[Opening PROVIDED DATA section]

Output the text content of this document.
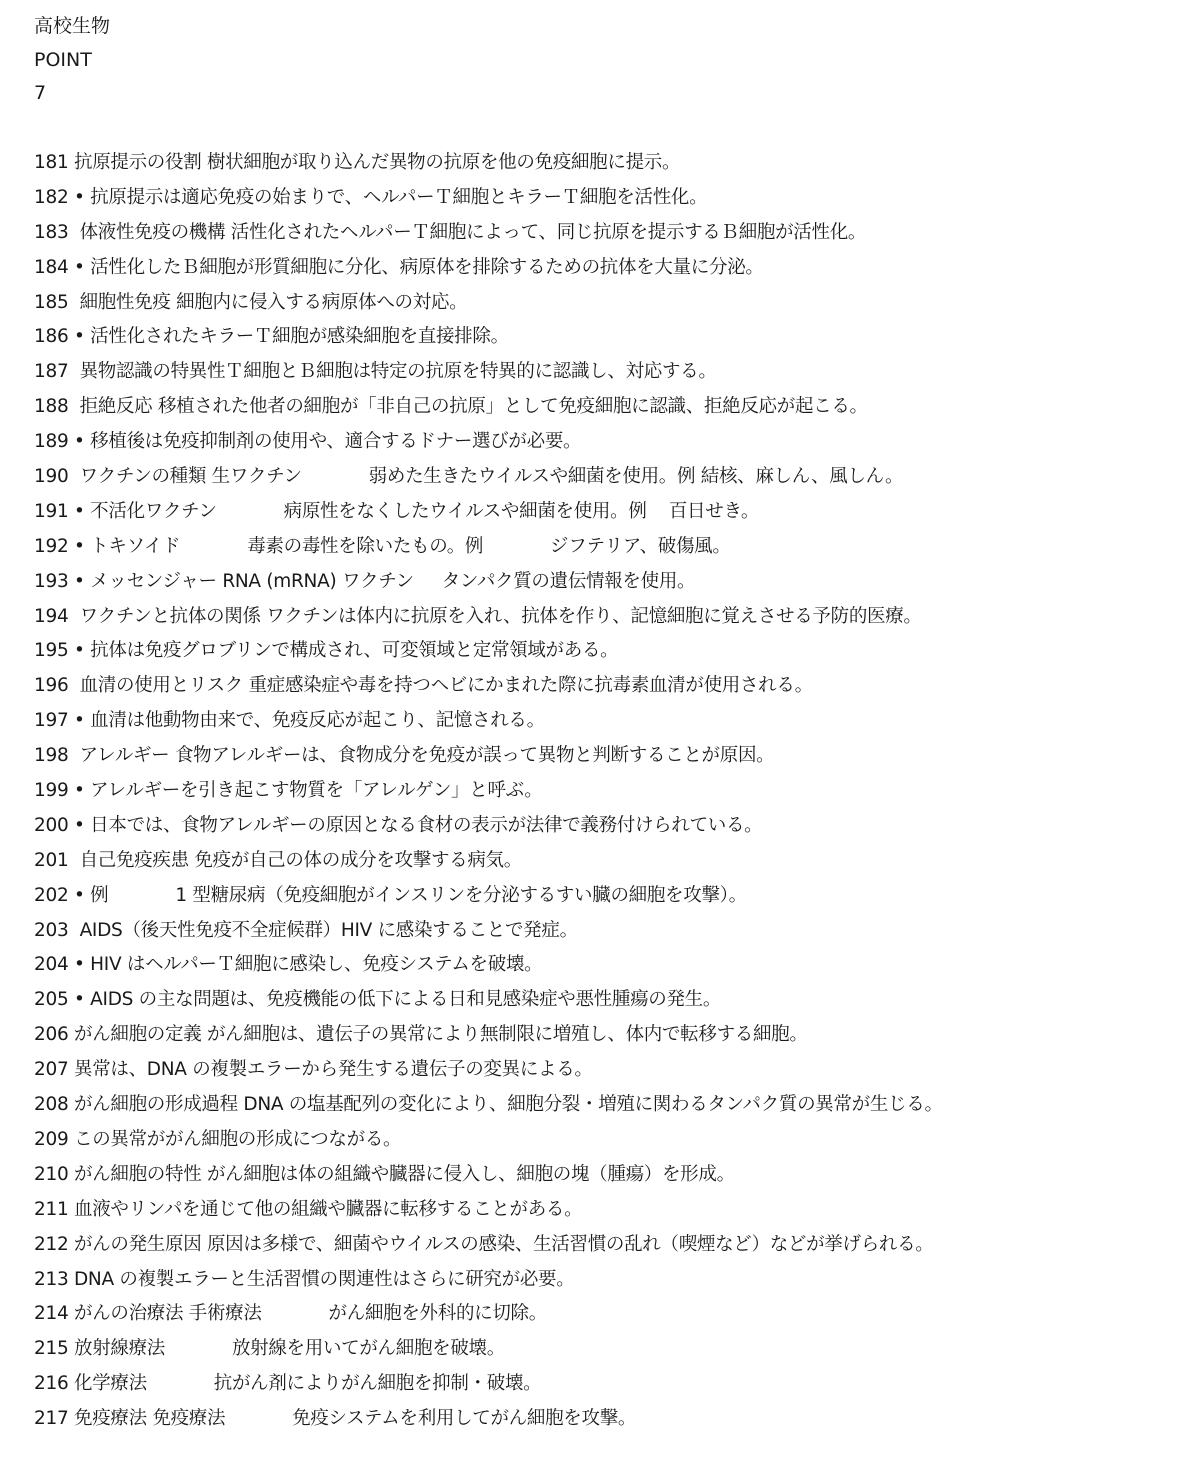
高校生物
POINT
7
181 抗原提示の役割 樹状細胞が取り込んだ異物の抗原を他の免疫細胞に提示。
182 • 抗原提示は適応免疫の始まりで、ヘルパーＴ細胞とキラーＴ細胞を活性化。
183  体液性免疫の機構 活性化されたヘルパーＴ細胞によって、同じ抗原を提示するＢ細胞が活性化。
184 • 活性化したＢ細胞が形質細胞に分化、病原体を排除するための抗体を大量に分泌。
185  細胞性免疫 細胞内に侵入する病原体への対応。
186 • 活性化されたキラーＴ細胞が感染細胞を直接排除。
187  異物認識の特異性Ｔ細胞とＢ細胞は特定の抗原を特異的に認識し、対応する。
188  拒絶反応 移植された他者の細胞が「非自己の抗原」として免疫細胞に認識、拒絶反応が起こる。
189 • 移植後は免疫抑制剤の使用や、適合するドナー選びが必要。
190  ワクチンの種類 生ワクチン            弱めた生きたウイルスや細菌を使用。例 結核、麻しん、風しん。
191 • 不活化ワクチン            病原性をなくしたウイルスや細菌を使用。例    百日せき。
192 • トキソイド            毒素の毒性を除いたもの。例            ジフテリア、破傷風。
193 • メッセンジャー RNA (mRNA) ワクチン     タンパク質の遺伝情報を使用。
194  ワクチンと抗体の関係 ワクチンは体内に抗原を入れ、抗体を作り、記憶細胞に覚えさせる予防的医療。
195 • 抗体は免疫グロブリンで構成され、可変領域と定常領域がある。
196  血清の使用とリスク 重症感染症や毒を持つヘビにかまれた際に抗毒素血清が使用される。
197 • 血清は他動物由来で、免疫反応が起こり、記憶される。
198  アレルギー 食物アレルギーは、食物成分を免疫が誤って異物と判断することが原因。
199 • アレルギーを引き起こす物質を「アレルゲン」と呼ぶ。
200 • 日本では、食物アレルギーの原因となる食材の表示が法律で義務付けられている。
201  自己免疫疾患 免疫が自己の体の成分を攻撃する病気。
202 • 例            1 型糖尿病（免疫細胞がインスリンを分泌するすい臓の細胞を攻撃）。
203  AIDS（後天性免疫不全症候群）HIV に感染することで発症。
204 • HIV はヘルパーＴ細胞に感染し、免疫システムを破壊。
205 • AIDS の主な問題は、免疫機能の低下による日和見感染症や悪性腫瘍の発生。
206 がん細胞の定義 がん細胞は、遺伝子の異常により無制限に増殖し、体内で転移する細胞。
207 異常は、DNA の複製エラーから発生する遺伝子の変異による。
208 がん細胞の形成過程 DNA の塩基配列の変化により、細胞分裂・増殖に関わるタンパク質の異常が生じる。
209 この異常ががん細胞の形成につながる。
210 がん細胞の特性 がん細胞は体の組織や臓器に侵入し、細胞の塊（腫瘍）を形成。
211 血液やリンパを通じて他の組織や臓器に転移することがある。
212 がんの発生原因 原因は多様で、細菌やウイルスの感染、生活習慣の乱れ（喫煙など）などが挙げられる。
213 DNA の複製エラーと生活習慣の関連性はさらに研究が必要。
214 がんの治療法 手術療法            がん細胞を外科的に切除。
215 放射線療法            放射線を用いてがん細胞を破壊。
216 化学療法            抗がん剤によりがん細胞を抑制・破壊。
217 免疫療法 免疫療法            免疫システムを利用してがん細胞を攻撃。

[Closing PROVIDED DATA section]

**ABOUT THIS EXERCISE**
From the listing, copy each line containing the word "AIDS".

**TASK ANSWER**
203  AIDS（後天性免疫不全症候群）HIV に感染することで発症。
205 • AIDS の主な問題は、免疫機能の低下による日和見感染症や悪性腫瘍の発生。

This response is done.